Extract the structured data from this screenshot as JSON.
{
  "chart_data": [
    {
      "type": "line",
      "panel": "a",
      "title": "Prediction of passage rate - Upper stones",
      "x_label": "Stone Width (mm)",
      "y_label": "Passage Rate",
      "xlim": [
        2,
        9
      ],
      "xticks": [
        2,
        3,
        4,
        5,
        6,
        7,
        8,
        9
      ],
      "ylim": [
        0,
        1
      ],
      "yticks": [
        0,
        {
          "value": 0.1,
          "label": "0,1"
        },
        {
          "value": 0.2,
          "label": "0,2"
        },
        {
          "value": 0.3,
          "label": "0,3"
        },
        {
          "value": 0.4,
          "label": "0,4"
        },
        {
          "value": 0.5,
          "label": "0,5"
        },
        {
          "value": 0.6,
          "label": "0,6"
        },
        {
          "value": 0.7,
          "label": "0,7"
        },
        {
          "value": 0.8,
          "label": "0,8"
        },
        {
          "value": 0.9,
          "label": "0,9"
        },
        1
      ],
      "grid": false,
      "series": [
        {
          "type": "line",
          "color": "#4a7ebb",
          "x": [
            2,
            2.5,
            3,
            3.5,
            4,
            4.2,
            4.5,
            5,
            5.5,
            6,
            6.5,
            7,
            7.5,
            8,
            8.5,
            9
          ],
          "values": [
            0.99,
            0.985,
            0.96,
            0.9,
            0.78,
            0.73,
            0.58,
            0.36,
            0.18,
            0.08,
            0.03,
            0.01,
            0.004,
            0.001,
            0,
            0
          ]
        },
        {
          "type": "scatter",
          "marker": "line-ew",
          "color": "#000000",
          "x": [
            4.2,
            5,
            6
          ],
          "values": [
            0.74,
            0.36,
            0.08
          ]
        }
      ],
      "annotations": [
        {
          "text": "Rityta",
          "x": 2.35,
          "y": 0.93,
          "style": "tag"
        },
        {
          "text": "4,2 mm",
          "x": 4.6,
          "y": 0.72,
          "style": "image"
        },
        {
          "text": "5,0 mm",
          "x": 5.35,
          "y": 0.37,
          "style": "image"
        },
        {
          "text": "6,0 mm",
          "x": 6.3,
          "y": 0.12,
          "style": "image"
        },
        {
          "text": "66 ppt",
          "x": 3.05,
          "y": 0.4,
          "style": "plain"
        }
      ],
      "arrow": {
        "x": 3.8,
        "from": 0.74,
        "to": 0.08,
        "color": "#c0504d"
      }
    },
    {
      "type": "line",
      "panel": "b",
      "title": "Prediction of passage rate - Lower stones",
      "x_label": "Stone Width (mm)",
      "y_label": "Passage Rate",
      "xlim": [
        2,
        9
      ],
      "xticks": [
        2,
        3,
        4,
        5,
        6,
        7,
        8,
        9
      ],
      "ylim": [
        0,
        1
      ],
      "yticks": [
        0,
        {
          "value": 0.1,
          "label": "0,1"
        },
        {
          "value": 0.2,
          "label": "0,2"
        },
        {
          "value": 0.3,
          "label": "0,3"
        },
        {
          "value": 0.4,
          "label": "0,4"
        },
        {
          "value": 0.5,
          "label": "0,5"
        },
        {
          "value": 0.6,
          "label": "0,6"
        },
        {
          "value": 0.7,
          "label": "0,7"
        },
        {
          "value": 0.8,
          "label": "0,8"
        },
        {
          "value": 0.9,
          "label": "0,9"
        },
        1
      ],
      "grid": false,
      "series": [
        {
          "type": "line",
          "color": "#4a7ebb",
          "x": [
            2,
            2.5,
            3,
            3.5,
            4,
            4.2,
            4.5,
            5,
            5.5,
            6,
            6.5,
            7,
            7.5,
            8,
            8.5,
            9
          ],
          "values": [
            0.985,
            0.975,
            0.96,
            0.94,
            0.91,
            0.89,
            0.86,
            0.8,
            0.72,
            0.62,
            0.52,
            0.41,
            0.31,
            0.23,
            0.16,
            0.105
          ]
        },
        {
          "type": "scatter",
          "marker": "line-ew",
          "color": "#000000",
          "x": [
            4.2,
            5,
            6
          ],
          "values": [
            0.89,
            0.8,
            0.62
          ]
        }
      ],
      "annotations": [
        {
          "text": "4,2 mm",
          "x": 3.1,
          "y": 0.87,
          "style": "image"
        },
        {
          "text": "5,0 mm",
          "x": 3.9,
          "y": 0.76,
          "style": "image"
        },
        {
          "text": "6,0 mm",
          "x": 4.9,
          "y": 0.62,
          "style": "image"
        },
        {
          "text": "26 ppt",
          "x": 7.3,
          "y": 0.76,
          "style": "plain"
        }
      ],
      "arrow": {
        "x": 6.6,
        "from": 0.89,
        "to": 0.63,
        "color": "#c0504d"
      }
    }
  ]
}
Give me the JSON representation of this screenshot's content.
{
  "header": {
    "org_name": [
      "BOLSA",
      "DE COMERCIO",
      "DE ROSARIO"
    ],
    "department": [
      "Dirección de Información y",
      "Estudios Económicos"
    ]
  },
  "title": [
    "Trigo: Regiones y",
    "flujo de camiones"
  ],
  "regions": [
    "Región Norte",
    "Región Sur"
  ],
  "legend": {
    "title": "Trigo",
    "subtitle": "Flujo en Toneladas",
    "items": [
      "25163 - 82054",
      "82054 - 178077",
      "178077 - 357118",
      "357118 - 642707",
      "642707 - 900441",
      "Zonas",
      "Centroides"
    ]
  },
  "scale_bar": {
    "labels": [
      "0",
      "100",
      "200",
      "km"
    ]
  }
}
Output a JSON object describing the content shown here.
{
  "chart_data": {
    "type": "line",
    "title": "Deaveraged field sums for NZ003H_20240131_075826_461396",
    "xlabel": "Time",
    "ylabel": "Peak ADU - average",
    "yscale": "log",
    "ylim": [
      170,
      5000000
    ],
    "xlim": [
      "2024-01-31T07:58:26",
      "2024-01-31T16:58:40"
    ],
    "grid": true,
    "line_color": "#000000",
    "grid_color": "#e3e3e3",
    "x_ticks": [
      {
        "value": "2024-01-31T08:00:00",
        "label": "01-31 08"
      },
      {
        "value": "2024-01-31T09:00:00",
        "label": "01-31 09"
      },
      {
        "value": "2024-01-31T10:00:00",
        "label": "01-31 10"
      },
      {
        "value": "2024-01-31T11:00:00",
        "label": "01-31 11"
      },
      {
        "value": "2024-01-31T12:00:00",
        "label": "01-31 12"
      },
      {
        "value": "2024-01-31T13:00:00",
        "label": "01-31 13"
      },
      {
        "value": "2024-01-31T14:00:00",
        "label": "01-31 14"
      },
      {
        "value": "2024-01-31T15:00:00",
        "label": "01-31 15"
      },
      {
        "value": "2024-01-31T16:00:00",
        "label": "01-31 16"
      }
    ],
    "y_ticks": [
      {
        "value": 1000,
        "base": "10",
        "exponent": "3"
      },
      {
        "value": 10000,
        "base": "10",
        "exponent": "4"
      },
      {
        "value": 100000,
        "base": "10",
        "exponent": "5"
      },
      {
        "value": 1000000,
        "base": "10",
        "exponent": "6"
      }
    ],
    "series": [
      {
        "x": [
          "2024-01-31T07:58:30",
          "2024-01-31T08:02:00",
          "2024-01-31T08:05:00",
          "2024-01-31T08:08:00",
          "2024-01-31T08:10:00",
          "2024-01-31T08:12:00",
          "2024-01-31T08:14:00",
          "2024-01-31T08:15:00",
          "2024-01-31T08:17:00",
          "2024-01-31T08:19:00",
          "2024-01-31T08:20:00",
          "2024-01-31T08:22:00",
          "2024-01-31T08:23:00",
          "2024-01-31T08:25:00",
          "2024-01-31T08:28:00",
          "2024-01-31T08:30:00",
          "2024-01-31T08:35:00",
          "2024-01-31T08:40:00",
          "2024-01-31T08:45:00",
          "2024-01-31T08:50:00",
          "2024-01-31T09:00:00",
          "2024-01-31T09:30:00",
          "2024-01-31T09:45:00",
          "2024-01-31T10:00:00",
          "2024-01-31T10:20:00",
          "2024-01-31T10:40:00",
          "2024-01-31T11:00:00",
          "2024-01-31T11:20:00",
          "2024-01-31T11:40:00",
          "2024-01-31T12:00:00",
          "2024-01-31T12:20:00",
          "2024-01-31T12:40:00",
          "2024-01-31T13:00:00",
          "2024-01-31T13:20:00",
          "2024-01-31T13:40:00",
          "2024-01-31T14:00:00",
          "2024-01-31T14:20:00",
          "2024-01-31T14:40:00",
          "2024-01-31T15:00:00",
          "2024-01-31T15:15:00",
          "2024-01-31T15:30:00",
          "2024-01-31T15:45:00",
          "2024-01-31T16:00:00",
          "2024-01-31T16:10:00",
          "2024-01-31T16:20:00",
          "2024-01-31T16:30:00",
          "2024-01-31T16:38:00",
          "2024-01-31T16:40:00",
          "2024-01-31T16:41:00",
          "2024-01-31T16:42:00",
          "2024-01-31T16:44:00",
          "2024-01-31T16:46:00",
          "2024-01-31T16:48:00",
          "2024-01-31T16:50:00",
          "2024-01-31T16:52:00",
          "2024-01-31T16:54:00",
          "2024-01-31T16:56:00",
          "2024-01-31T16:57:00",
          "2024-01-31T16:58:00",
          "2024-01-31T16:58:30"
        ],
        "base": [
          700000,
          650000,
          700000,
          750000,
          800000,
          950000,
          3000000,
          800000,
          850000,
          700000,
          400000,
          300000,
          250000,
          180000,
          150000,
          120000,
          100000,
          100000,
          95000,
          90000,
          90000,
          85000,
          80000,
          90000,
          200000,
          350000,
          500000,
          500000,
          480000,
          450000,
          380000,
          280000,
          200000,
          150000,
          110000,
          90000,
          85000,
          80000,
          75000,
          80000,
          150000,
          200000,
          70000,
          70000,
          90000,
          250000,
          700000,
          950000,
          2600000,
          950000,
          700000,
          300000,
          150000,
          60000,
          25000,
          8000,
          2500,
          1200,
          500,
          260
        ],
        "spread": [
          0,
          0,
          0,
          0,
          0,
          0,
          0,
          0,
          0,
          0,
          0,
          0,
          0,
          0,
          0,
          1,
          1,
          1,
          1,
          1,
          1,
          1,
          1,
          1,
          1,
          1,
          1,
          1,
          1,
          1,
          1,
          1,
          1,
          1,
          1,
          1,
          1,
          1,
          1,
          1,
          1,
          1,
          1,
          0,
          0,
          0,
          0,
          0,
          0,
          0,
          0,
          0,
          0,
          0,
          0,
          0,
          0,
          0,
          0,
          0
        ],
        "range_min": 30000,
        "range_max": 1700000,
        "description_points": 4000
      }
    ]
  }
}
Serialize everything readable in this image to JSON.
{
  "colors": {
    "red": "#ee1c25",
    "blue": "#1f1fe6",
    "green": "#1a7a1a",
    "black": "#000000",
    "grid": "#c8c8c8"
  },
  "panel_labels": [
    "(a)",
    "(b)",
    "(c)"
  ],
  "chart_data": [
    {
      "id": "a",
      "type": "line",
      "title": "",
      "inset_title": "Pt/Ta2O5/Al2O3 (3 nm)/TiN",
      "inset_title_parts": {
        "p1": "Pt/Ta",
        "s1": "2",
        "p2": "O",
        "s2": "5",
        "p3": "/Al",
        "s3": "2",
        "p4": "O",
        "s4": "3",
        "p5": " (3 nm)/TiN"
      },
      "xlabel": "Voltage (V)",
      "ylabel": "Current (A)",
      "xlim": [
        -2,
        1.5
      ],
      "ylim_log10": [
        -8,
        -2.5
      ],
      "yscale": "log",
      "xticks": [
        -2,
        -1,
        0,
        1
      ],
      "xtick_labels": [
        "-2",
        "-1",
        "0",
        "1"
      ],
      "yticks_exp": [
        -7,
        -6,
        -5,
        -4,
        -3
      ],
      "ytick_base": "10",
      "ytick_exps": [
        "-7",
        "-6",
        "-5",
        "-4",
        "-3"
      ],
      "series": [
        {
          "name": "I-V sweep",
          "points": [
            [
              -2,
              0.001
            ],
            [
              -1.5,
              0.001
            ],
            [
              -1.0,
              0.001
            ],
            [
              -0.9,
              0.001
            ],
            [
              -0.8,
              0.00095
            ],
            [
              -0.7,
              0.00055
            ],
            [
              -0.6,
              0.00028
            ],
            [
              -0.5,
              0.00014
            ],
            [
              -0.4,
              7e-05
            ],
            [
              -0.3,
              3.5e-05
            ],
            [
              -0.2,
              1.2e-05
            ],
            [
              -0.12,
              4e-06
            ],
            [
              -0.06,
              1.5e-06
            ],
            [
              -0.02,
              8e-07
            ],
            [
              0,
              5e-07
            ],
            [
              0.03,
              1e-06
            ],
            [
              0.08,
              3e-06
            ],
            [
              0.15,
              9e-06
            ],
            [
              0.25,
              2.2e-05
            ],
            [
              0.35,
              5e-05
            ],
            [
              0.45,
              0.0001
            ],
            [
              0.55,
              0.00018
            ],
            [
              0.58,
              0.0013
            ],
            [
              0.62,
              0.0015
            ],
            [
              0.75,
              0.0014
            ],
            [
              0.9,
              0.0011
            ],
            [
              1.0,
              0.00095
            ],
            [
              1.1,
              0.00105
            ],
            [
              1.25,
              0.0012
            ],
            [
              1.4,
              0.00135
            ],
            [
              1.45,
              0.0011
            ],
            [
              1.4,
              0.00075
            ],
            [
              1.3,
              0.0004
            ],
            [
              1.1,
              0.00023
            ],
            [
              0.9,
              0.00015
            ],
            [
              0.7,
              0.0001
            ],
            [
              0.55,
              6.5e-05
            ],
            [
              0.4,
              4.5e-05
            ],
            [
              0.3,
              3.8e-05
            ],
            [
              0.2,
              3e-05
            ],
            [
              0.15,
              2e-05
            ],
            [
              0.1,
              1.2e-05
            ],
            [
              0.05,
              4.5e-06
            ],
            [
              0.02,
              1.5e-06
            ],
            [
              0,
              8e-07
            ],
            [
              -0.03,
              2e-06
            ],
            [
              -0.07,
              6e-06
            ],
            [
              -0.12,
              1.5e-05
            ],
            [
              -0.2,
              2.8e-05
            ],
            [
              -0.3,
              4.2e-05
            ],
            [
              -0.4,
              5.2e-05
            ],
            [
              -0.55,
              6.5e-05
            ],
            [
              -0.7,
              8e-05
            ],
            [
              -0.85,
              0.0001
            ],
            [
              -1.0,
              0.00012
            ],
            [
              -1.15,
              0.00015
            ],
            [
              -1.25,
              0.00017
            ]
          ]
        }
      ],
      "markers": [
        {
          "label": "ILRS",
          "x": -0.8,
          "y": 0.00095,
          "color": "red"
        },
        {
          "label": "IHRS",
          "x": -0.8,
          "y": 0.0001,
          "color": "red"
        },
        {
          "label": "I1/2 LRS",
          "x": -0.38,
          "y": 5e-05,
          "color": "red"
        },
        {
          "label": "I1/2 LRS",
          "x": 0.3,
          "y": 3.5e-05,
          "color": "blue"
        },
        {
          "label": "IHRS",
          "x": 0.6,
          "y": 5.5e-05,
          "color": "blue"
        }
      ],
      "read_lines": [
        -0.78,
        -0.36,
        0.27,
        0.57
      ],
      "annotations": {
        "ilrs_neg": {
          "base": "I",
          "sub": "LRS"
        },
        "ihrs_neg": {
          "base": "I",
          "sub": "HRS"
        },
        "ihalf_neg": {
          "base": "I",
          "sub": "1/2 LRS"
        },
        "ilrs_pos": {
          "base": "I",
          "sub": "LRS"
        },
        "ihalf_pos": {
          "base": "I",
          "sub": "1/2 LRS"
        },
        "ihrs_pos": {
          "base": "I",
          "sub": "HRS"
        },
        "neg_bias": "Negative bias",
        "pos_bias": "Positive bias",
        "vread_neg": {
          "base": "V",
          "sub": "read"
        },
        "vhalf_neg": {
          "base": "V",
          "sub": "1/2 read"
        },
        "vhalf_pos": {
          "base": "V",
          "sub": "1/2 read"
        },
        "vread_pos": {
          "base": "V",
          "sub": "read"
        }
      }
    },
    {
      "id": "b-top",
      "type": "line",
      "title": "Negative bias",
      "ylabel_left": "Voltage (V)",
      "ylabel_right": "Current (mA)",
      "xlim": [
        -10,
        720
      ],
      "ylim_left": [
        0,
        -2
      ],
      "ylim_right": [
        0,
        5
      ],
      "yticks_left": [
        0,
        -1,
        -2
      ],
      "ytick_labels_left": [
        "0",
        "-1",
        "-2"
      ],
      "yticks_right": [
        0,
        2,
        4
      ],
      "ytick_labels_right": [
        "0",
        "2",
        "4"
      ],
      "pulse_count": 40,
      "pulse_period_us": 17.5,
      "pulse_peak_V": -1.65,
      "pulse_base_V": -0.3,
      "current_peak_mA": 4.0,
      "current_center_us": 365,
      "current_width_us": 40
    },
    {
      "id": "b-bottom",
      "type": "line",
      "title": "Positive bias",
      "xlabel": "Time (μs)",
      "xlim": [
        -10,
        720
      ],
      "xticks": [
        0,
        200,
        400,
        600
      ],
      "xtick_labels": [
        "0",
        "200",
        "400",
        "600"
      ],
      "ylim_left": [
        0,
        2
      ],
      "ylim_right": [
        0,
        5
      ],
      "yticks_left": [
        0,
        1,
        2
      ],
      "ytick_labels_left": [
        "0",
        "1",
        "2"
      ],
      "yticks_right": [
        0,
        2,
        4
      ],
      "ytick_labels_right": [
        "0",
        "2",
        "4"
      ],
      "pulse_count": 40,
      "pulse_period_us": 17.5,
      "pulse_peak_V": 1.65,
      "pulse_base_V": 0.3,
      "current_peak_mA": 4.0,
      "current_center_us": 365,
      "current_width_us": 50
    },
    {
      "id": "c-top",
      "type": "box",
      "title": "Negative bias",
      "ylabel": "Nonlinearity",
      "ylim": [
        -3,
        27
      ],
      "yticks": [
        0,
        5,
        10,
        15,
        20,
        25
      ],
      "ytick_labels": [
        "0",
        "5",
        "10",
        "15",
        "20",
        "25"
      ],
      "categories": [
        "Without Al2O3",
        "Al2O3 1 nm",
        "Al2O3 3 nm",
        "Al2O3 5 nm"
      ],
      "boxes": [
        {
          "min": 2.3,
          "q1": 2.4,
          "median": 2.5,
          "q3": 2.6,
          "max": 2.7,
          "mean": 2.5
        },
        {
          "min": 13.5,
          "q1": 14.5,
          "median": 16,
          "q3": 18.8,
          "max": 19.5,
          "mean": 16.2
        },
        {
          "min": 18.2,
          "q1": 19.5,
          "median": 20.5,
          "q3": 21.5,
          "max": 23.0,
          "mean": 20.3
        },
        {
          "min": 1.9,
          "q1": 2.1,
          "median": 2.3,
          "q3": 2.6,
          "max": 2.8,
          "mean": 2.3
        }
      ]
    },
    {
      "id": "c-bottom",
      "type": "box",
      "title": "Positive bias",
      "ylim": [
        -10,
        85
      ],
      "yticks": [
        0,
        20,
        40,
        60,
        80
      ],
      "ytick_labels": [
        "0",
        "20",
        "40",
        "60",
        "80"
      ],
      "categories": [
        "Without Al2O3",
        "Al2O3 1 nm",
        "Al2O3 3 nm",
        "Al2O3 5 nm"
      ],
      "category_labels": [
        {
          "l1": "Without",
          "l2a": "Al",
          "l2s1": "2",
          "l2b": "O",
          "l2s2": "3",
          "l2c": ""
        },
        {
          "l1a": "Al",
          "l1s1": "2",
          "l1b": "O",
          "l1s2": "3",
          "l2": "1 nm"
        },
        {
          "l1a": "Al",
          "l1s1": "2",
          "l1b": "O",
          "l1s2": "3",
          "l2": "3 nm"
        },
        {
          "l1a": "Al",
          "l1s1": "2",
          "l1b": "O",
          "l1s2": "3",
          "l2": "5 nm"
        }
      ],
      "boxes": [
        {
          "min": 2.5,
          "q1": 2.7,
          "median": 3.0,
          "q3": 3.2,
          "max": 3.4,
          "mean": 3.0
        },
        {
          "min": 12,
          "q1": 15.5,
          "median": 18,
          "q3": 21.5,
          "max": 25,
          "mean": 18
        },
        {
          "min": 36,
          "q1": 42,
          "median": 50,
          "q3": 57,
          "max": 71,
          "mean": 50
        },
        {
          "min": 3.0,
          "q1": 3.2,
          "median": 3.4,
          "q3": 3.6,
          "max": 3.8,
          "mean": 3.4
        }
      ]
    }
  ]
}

__DIRECTIVE__.
Look through the entries above; copy every line holding the string "Voltage".

__THE REPLY__.
      "xlabel": "Voltage (V)",
      "ylabel_left": "Voltage (V)",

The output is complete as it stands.